## EXERCISE INPUT

※

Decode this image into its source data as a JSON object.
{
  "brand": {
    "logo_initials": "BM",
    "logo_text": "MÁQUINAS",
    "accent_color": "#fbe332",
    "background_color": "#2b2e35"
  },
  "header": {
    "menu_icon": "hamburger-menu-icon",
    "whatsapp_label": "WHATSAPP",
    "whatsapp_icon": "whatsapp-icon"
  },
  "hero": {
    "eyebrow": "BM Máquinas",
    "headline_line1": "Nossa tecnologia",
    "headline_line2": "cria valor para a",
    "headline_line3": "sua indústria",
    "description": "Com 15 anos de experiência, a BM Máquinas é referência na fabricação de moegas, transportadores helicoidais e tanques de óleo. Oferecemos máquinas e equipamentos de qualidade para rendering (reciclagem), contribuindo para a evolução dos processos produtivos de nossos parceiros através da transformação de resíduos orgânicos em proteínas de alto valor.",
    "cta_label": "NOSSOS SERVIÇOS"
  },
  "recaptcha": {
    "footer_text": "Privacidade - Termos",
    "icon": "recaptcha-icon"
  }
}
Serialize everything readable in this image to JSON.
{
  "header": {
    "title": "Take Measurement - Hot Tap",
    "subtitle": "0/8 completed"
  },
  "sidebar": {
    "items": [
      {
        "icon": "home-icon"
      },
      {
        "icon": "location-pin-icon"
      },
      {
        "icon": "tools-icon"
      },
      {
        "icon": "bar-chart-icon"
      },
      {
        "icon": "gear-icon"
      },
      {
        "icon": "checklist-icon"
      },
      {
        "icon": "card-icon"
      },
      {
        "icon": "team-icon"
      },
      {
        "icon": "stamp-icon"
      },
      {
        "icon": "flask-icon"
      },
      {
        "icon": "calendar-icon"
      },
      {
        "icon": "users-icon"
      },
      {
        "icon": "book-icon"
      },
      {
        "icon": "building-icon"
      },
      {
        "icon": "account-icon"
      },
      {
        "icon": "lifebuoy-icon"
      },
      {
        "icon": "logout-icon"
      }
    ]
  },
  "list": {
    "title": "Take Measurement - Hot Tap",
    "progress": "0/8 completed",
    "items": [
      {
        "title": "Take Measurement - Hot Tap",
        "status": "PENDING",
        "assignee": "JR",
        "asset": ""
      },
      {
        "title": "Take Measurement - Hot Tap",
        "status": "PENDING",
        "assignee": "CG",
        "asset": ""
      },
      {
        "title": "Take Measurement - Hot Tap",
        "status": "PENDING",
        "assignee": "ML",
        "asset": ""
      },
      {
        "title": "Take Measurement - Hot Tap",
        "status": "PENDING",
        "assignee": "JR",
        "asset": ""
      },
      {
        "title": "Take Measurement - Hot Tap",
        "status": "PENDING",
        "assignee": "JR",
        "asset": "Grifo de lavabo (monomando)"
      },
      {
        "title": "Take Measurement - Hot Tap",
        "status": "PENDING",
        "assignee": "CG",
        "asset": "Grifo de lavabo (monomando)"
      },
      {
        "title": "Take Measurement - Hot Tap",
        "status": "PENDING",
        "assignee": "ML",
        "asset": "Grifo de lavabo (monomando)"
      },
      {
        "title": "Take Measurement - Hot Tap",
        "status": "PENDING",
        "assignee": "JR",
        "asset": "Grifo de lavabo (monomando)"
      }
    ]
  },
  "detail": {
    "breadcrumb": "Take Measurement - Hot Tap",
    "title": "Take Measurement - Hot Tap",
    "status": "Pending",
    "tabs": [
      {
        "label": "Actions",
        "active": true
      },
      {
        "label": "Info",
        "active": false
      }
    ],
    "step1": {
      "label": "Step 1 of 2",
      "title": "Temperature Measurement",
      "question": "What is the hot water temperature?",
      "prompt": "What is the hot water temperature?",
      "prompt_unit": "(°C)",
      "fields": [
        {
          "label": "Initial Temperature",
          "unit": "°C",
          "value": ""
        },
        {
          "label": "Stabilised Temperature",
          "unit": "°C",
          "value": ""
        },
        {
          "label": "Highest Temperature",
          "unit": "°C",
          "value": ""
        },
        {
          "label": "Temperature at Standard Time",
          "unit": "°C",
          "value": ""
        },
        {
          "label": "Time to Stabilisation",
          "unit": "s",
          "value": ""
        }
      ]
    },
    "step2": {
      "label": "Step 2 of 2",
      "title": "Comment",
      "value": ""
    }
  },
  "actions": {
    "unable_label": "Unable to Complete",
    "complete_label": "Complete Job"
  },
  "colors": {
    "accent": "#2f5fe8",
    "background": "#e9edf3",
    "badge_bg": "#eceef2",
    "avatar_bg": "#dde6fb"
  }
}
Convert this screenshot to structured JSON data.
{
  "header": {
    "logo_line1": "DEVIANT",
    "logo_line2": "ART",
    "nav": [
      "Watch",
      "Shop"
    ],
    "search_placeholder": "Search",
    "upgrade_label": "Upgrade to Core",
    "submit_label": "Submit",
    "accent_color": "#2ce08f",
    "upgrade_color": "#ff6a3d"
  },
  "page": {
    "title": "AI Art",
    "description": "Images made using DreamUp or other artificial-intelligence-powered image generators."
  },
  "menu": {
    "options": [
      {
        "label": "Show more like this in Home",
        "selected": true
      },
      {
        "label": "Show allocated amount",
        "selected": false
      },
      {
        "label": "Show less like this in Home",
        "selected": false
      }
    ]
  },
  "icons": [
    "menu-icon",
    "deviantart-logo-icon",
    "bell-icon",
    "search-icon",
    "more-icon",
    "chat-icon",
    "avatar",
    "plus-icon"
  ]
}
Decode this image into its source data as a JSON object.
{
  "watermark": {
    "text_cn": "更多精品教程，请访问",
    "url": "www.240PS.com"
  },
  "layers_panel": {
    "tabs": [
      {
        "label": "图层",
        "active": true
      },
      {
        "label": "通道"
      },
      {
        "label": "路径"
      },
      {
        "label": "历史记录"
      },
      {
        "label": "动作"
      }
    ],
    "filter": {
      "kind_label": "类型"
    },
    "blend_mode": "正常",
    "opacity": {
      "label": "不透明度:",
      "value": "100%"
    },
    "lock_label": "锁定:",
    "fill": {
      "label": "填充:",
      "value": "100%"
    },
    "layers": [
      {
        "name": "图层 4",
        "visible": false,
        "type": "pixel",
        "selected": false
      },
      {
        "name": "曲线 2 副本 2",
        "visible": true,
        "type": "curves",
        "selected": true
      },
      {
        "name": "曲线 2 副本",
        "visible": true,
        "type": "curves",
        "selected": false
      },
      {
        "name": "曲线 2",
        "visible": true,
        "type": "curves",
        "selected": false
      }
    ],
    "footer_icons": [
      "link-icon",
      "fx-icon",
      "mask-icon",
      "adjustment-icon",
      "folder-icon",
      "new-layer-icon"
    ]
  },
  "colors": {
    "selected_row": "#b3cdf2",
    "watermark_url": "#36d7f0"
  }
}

※

## PROBLEM DETAILS
Set down all of the data above, word for word.

## ANSWER TO THE EXERCISE
Decode this image into its source data as a JSON object.
{
  "brand": {
    "logo_initials": "BM",
    "logo_text": "MÁQUINAS",
    "accent_color": "#fbe332",
    "background_color": "#2b2e35"
  },
  "header": {
    "menu_icon": "hamburger-menu-icon",
    "whatsapp_label": "WHATSAPP",
    "whatsapp_icon": "whatsapp-icon"
  },
  "hero": {
    "eyebrow": "BM Máquinas",
    "headline_line1": "Nossa tecnologia",
    "headline_line2": "cria valor para a",
    "headline_line3": "sua indústria",
    "description": "Com 15 anos de experiência, a BM Máquinas é referência na fabricação de moegas, transportadores helicoidais e tanques de óleo. Oferecemos máquinas e equipamentos de qualidade para rendering (reciclagem), contribuindo para a evolução dos processos produtivos de nossos parceiros através da transformação de resíduos orgânicos em proteínas de alto valor.",
    "cta_label": "NOSSOS SERVIÇOS"
  },
  "recaptcha": {
    "footer_text": "Privacidade - Termos",
    "icon": "recaptcha-icon"
  }
}
Serialize everything readable in this image to JSON.
{
  "header": {
    "title": "Take Measurement - Hot Tap",
    "subtitle": "0/8 completed"
  },
  "sidebar": {
    "items": [
      {
        "icon": "home-icon"
      },
      {
        "icon": "location-pin-icon"
      },
      {
        "icon": "tools-icon"
      },
      {
        "icon": "bar-chart-icon"
      },
      {
        "icon": "gear-icon"
      },
      {
        "icon": "checklist-icon"
      },
      {
        "icon": "card-icon"
      },
      {
        "icon": "team-icon"
      },
      {
        "icon": "stamp-icon"
      },
      {
        "icon": "flask-icon"
      },
      {
        "icon": "calendar-icon"
      },
      {
        "icon": "users-icon"
      },
      {
        "icon": "book-icon"
      },
      {
        "icon": "building-icon"
      },
      {
        "icon": "account-icon"
      },
      {
        "icon": "lifebuoy-icon"
      },
      {
        "icon": "logout-icon"
      }
    ]
  },
  "list": {
    "title": "Take Measurement - Hot Tap",
    "progress": "0/8 completed",
    "items": [
      {
        "title": "Take Measurement - Hot Tap",
        "status": "PENDING",
        "assignee": "JR",
        "asset": ""
      },
      {
        "title": "Take Measurement - Hot Tap",
        "status": "PENDING",
        "assignee": "CG",
        "asset": ""
      },
      {
        "title": "Take Measurement - Hot Tap",
        "status": "PENDING",
        "assignee": "ML",
        "asset": ""
      },
      {
        "title": "Take Measurement - Hot Tap",
        "status": "PENDING",
        "assignee": "JR",
        "asset": ""
      },
      {
        "title": "Take Measurement - Hot Tap",
        "status": "PENDING",
        "assignee": "JR",
        "asset": "Grifo de lavabo (monomando)"
      },
      {
        "title": "Take Measurement - Hot Tap",
        "status": "PENDING",
        "assignee": "CG",
        "asset": "Grifo de lavabo (monomando)"
      },
      {
        "title": "Take Measurement - Hot Tap",
        "status": "PENDING",
        "assignee": "ML",
        "asset": "Grifo de lavabo (monomando)"
      },
      {
        "title": "Take Measurement - Hot Tap",
        "status": "PENDING",
        "assignee": "JR",
        "asset": "Grifo de lavabo (monomando)"
      }
    ]
  },
  "detail": {
    "breadcrumb": "Take Measurement - Hot Tap",
    "title": "Take Measurement - Hot Tap",
    "status": "Pending",
    "tabs": [
      {
        "label": "Actions",
        "active": true
      },
      {
        "label": "Info",
        "active": false
      }
    ],
    "step1": {
      "label": "Step 1 of 2",
      "title": "Temperature Measurement",
      "question": "What is the hot water temperature?",
      "prompt": "What is the hot water temperature?",
      "prompt_unit": "(°C)",
      "fields": [
        {
          "label": "Initial Temperature",
          "unit": "°C",
          "value": ""
        },
        {
          "label": "Stabilised Temperature",
          "unit": "°C",
          "value": ""
        },
        {
          "label": "Highest Temperature",
          "unit": "°C",
          "value": ""
        },
        {
          "label": "Temperature at Standard Time",
          "unit": "°C",
          "value": ""
        },
        {
          "label": "Time to Stabilisation",
          "unit": "s",
          "value": ""
        }
      ]
    },
    "step2": {
      "label": "Step 2 of 2",
      "title": "Comment",
      "value": ""
    }
  },
  "actions": {
    "unable_label": "Unable to Complete",
    "complete_label": "Complete Job"
  },
  "colors": {
    "accent": "#2f5fe8",
    "background": "#e9edf3",
    "badge_bg": "#eceef2",
    "avatar_bg": "#dde6fb"
  }
}
Convert this screenshot to structured JSON data.
{
  "header": {
    "logo_line1": "DEVIANT",
    "logo_line2": "ART",
    "nav": [
      "Watch",
      "Shop"
    ],
    "search_placeholder": "Search",
    "upgrade_label": "Upgrade to Core",
    "submit_label": "Submit",
    "accent_color": "#2ce08f",
    "upgrade_color": "#ff6a3d"
  },
  "page": {
    "title": "AI Art",
    "description": "Images made using DreamUp or other artificial-intelligence-powered image generators."
  },
  "menu": {
    "options": [
      {
        "label": "Show more like this in Home",
        "selected": true
      },
      {
        "label": "Show allocated amount",
        "selected": false
      },
      {
        "label": "Show less like this in Home",
        "selected": false
      }
    ]
  },
  "icons": [
    "menu-icon",
    "deviantart-logo-icon",
    "bell-icon",
    "search-icon",
    "more-icon",
    "chat-icon",
    "avatar",
    "plus-icon"
  ]
}
Decode this image into its source data as a JSON object.
{
  "watermark": {
    "text_cn": "更多精品教程，请访问",
    "url": "www.240PS.com"
  },
  "layers_panel": {
    "tabs": [
      {
        "label": "图层",
        "active": true
      },
      {
        "label": "通道"
      },
      {
        "label": "路径"
      },
      {
        "label": "历史记录"
      },
      {
        "label": "动作"
      }
    ],
    "filter": {
      "kind_label": "类型"
    },
    "blend_mode": "正常",
    "opacity": {
      "label": "不透明度:",
      "value": "100%"
    },
    "lock_label": "锁定:",
    "fill": {
      "label": "填充:",
      "value": "100%"
    },
    "layers": [
      {
        "name": "图层 4",
        "visible": false,
        "type": "pixel",
        "selected": false
      },
      {
        "name": "曲线 2 副本 2",
        "visible": true,
        "type": "curves",
        "selected": true
      },
      {
        "name": "曲线 2 副本",
        "visible": true,
        "type": "curves",
        "selected": false
      },
      {
        "name": "曲线 2",
        "visible": true,
        "type": "curves",
        "selected": false
      }
    ],
    "footer_icons": [
      "link-icon",
      "fx-icon",
      "mask-icon",
      "adjustment-icon",
      "folder-icon",
      "new-layer-icon"
    ]
  },
  "colors": {
    "selected_row": "#b3cdf2",
    "watermark_url": "#36d7f0"
  }
}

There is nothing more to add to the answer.